» Your objective
Reproduce the data exactly.

» Recorded information
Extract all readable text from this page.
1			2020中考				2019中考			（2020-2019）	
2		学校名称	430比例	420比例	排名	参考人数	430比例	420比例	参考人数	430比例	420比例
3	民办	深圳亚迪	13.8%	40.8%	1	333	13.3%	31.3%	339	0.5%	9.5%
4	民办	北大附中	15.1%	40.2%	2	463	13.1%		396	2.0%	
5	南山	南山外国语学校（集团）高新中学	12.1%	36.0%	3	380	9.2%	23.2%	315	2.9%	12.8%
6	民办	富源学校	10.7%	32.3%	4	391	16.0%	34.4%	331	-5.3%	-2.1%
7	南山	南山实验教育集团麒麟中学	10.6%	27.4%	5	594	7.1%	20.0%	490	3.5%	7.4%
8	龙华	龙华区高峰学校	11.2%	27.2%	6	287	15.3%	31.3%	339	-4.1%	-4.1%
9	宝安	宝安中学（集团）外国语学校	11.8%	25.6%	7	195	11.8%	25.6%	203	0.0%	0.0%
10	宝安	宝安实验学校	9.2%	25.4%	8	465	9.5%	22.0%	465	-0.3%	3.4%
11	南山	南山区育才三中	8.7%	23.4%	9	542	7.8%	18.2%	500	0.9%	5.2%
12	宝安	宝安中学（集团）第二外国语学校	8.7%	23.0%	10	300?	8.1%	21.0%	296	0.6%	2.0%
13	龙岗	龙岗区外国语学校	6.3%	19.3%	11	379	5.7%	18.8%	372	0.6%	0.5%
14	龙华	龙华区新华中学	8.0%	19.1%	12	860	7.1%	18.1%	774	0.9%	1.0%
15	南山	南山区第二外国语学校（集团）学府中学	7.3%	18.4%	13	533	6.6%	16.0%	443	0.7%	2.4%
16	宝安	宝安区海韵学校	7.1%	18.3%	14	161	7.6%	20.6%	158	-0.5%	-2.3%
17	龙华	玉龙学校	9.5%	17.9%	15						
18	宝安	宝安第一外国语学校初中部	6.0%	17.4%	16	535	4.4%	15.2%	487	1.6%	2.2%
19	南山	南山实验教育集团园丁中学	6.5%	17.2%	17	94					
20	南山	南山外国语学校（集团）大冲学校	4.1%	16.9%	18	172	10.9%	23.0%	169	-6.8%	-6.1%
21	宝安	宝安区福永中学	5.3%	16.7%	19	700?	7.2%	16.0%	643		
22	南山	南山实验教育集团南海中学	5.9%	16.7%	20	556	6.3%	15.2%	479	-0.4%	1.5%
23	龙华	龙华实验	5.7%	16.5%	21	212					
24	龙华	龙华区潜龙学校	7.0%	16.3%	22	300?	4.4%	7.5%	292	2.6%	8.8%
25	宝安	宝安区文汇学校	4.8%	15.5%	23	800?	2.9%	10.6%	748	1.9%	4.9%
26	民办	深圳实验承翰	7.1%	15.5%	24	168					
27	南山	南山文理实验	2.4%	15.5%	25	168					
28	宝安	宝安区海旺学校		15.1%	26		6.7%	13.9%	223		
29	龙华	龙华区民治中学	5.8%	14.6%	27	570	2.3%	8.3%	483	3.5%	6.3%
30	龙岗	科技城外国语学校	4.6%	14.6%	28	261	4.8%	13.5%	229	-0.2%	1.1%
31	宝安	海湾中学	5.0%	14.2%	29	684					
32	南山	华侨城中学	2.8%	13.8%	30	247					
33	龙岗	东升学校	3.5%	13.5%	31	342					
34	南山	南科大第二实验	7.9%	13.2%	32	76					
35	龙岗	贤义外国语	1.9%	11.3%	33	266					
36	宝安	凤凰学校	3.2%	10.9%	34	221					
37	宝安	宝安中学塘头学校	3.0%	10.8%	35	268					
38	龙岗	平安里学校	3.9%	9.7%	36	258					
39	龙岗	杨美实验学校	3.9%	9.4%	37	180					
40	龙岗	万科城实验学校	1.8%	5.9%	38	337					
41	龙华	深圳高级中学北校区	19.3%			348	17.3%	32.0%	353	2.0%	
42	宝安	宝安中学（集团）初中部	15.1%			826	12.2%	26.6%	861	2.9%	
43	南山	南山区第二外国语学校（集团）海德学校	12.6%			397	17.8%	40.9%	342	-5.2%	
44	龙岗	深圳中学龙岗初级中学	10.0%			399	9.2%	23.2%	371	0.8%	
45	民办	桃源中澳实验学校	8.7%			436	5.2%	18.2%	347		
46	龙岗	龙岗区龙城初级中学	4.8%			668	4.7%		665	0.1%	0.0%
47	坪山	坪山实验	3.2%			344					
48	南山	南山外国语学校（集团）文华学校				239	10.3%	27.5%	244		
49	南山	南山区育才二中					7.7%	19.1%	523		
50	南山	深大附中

» Written response
Extract all readable text from this page.
1			2020中考				2019中考			（2020-2019）	
2		学校名称	430比例	420比例	排名	参考人数	430比例	420比例	参考人数	430比例	420比例
3	民办	深圳亚迪	13.8%	40.8%	1	333	13.3%	31.3%	339	0.5%	9.5%
4	民办	北大附中	15.1%	40.2%	2	463	13.1%		396	2.0%	
5	南山	南山外国语学校（集团）高新中学	12.1%	36.0%	3	380	9.2%	23.2%	315	2.9%	12.8%
6	民办	富源学校	10.7%	32.3%	4	391	16.0%	34.4%	331	-5.3%	-2.1%
7	南山	南山实验教育集团麒麟中学	10.6%	27.4%	5	594	7.1%	20.0%	490	3.5%	7.4%
8	龙华	龙华区高峰学校	11.2%	27.2%	6	287	15.3%	31.3%	339	-4.1%	-4.1%
9	宝安	宝安中学（集团）外国语学校	11.8%	25.6%	7	195	11.8%	25.6%	203	0.0%	0.0%
10	宝安	宝安实验学校	9.2%	25.4%	8	465	9.5%	22.0%	465	-0.3%	3.4%
11	南山	南山区育才三中	8.7%	23.4%	9	542	7.8%	18.2%	500	0.9%	5.2%
12	宝安	宝安中学（集团）第二外国语学校	8.7%	23.0%	10	300?	8.1%	21.0%	296	0.6%	2.0%
13	龙岗	龙岗区外国语学校	6.3%	19.3%	11	379	5.7%	18.8%	372	0.6%	0.5%
14	龙华	龙华区新华中学	8.0%	19.1%	12	860	7.1%	18.1%	774	0.9%	1.0%
15	南山	南山区第二外国语学校（集团）学府中学	7.3%	18.4%	13	533	6.6%	16.0%	443	0.7%	2.4%
16	宝安	宝安区海韵学校	7.1%	18.3%	14	161	7.6%	20.6%	158	-0.5%	-2.3%
17	龙华	玉龙学校	9.5%	17.9%	15						
18	宝安	宝安第一外国语学校初中部	6.0%	17.4%	16	535	4.4%	15.2%	487	1.6%	2.2%
19	南山	南山实验教育集团园丁中学	6.5%	17.2%	17	94					
20	南山	南山外国语学校（集团）大冲学校	4.1%	16.9%	18	172	10.9%	23.0%	169	-6.8%	-6.1%
21	宝安	宝安区福永中学	5.3%	16.7%	19	700?	7.2%	16.0%	643		
22	南山	南山实验教育集团南海中学	5.9%	16.7%	20	556	6.3%	15.2%	479	-0.4%	1.5%
23	龙华	龙华实验	5.7%	16.5%	21	212					
24	龙华	龙华区潜龙学校	7.0%	16.3%	22	300?	4.4%	7.5%	292	2.6%	8.8%
25	宝安	宝安区文汇学校	4.8%	15.5%	23	800?	2.9%	10.6%	748	1.9%	4.9%
26	民办	深圳实验承翰	7.1%	15.5%	24	168					
27	南山	南山文理实验	2.4%	15.5%	25	168					
28	宝安	宝安区海旺学校		15.1%	26		6.7%	13.9%	223		
29	龙华	龙华区民治中学	5.8%	14.6%	27	570	2.3%	8.3%	483	3.5%	6.3%
30	龙岗	科技城外国语学校	4.6%	14.6%	28	261	4.8%	13.5%	229	-0.2%	1.1%
31	宝安	海湾中学	5.0%	14.2%	29	684					
32	南山	华侨城中学	2.8%	13.8%	30	247					
33	龙岗	东升学校	3.5%	13.5%	31	342					
34	南山	南科大第二实验	7.9%	13.2%	32	76					
35	龙岗	贤义外国语	1.9%	11.3%	33	266					
36	宝安	凤凰学校	3.2%	10.9%	34	221					
37	宝安	宝安中学塘头学校	3.0%	10.8%	35	268					
38	龙岗	平安里学校	3.9%	9.7%	36	258					
39	龙岗	杨美实验学校	3.9%	9.4%	37	180					
40	龙岗	万科城实验学校	1.8%	5.9%	38	337					
41	龙华	深圳高级中学北校区	19.3%			348	17.3%	32.0%	353	2.0%	
42	宝安	宝安中学（集团）初中部	15.1%			826	12.2%	26.6%	861	2.9%	
43	南山	南山区第二外国语学校（集团）海德学校	12.6%			397	17.8%	40.9%	342	-5.2%	
44	龙岗	深圳中学龙岗初级中学	10.0%			399	9.2%	23.2%	371	0.8%	
45	民办	桃源中澳实验学校	8.7%			436	5.2%	18.2%	347		
46	龙岗	龙岗区龙城初级中学	4.8%			668	4.7%		665	0.1%	0.0%
47	坪山	坪山实验	3.2%			344					
48	南山	南山外国语学校（集团）文华学校				239	10.3%	27.5%	244		
49	南山	南山区育才二中					7.7%	19.1%	523		
50	南山	深大附中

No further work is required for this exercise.